* [Records provided]
__________

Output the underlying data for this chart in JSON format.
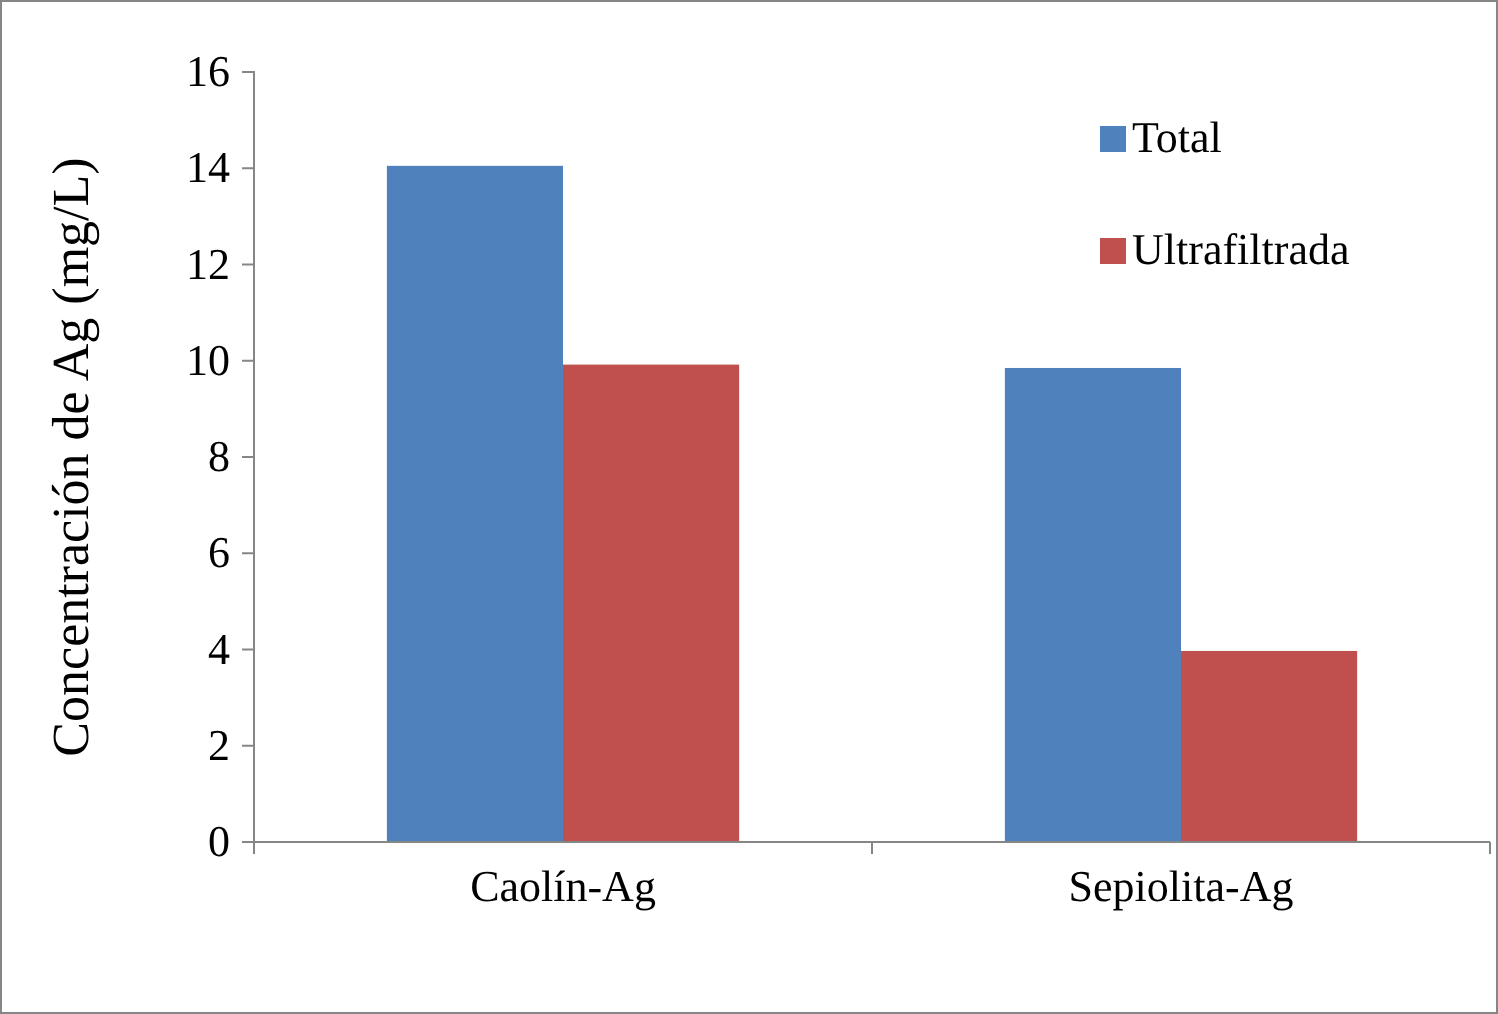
{
  "chart_data": {
    "type": "bar",
    "ylabel": "Concentración de Ag (mg/L)",
    "categories": [
      "Caolín-Ag",
      "Sepiolita-Ag"
    ],
    "series": [
      {
        "name": "Total",
        "color": "#4f81bd",
        "values": [
          14.05,
          9.85
        ]
      },
      {
        "name": "Ultrafiltrada",
        "color": "#c0504d",
        "values": [
          9.92,
          3.97
        ]
      }
    ],
    "ylim": [
      0,
      16
    ],
    "yticks": [
      0,
      2,
      4,
      6,
      8,
      10,
      12,
      14,
      16
    ],
    "grid": false,
    "legend": "top right"
  }
}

__________

* [Objective] Reproduce the material in full, word for word, and omit the pictures.

* [Complete output]
Output the underlying data for this chart in JSON format.
{
  "chart_data": {
    "type": "bar",
    "ylabel": "Concentración de Ag (mg/L)",
    "categories": [
      "Caolín-Ag",
      "Sepiolita-Ag"
    ],
    "series": [
      {
        "name": "Total",
        "color": "#4f81bd",
        "values": [
          14.05,
          9.85
        ]
      },
      {
        "name": "Ultrafiltrada",
        "color": "#c0504d",
        "values": [
          9.92,
          3.97
        ]
      }
    ],
    "ylim": [
      0,
      16
    ],
    "yticks": [
      0,
      2,
      4,
      6,
      8,
      10,
      12,
      14,
      16
    ],
    "grid": false,
    "legend": "top right"
  }
}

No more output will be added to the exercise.